▶

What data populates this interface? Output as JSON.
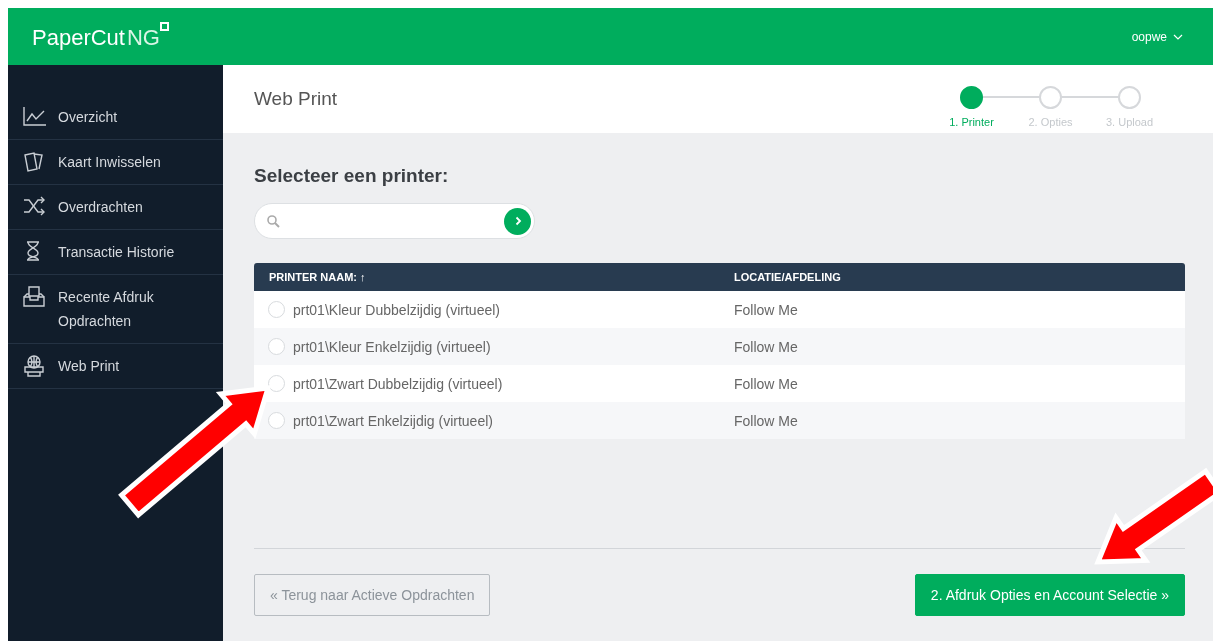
{
  "header": {
    "logo_main": "PaperCut",
    "logo_suffix": "NG",
    "user": "oopwe"
  },
  "sidebar": {
    "items": [
      {
        "label": "Overzicht"
      },
      {
        "label": "Kaart Inwisselen"
      },
      {
        "label": "Overdrachten"
      },
      {
        "label": "Transactie Historie"
      },
      {
        "label": "Recente Afdruk Opdrachten"
      },
      {
        "label": "Web Print"
      }
    ]
  },
  "page": {
    "title": "Web Print"
  },
  "steps": [
    {
      "label": "1. Printer",
      "selected": true
    },
    {
      "label": "2. Opties",
      "selected": false
    },
    {
      "label": "3. Upload",
      "selected": false
    }
  ],
  "heading": "Selecteer een printer:",
  "table": {
    "columns": [
      "PRINTER NAAM:",
      "LOCATIE/AFDELING"
    ],
    "sort_icon": "↑",
    "rows": [
      {
        "printer": "prt01\\Kleur Dubbelzijdig (virtueel)",
        "location": "Follow Me",
        "selected": false
      },
      {
        "printer": "prt01\\Kleur Enkelzijdig (virtueel)",
        "location": "Follow Me",
        "selected": false
      },
      {
        "printer": "prt01\\Zwart Dubbelzijdig (virtueel)",
        "location": "Follow Me",
        "selected": false
      },
      {
        "printer": "prt01\\Zwart Enkelzijdig (virtueel)",
        "location": "Follow Me",
        "selected": false
      }
    ]
  },
  "buttons": {
    "back": "« Terug naar Actieve Opdrachten",
    "next": "2. Afdruk Opties en Account Selectie »"
  },
  "annotations": [
    {
      "kind": "arrow"
    },
    {
      "kind": "arrow"
    }
  ]
}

◀

EXERCISE AIM:
Copy every record above exactly, leaving out any pictures.

RESPONSE TO THE TASK:
What data populates this interface? Output as JSON.
{
  "header": {
    "logo_main": "PaperCut",
    "logo_suffix": "NG",
    "user": "oopwe"
  },
  "sidebar": {
    "items": [
      {
        "label": "Overzicht"
      },
      {
        "label": "Kaart Inwisselen"
      },
      {
        "label": "Overdrachten"
      },
      {
        "label": "Transactie Historie"
      },
      {
        "label": "Recente Afdruk Opdrachten"
      },
      {
        "label": "Web Print"
      }
    ]
  },
  "page": {
    "title": "Web Print"
  },
  "steps": [
    {
      "label": "1. Printer",
      "selected": true
    },
    {
      "label": "2. Opties",
      "selected": false
    },
    {
      "label": "3. Upload",
      "selected": false
    }
  ],
  "heading": "Selecteer een printer:",
  "table": {
    "columns": [
      "PRINTER NAAM:",
      "LOCATIE/AFDELING"
    ],
    "sort_icon": "↑",
    "rows": [
      {
        "printer": "prt01\\Kleur Dubbelzijdig (virtueel)",
        "location": "Follow Me",
        "selected": false
      },
      {
        "printer": "prt01\\Kleur Enkelzijdig (virtueel)",
        "location": "Follow Me",
        "selected": false
      },
      {
        "printer": "prt01\\Zwart Dubbelzijdig (virtueel)",
        "location": "Follow Me",
        "selected": false
      },
      {
        "printer": "prt01\\Zwart Enkelzijdig (virtueel)",
        "location": "Follow Me",
        "selected": false
      }
    ]
  },
  "buttons": {
    "back": "« Terug naar Actieve Opdrachten",
    "next": "2. Afdruk Opties en Account Selectie »"
  },
  "annotations": [
    {
      "kind": "arrow"
    },
    {
      "kind": "arrow"
    }
  ]
}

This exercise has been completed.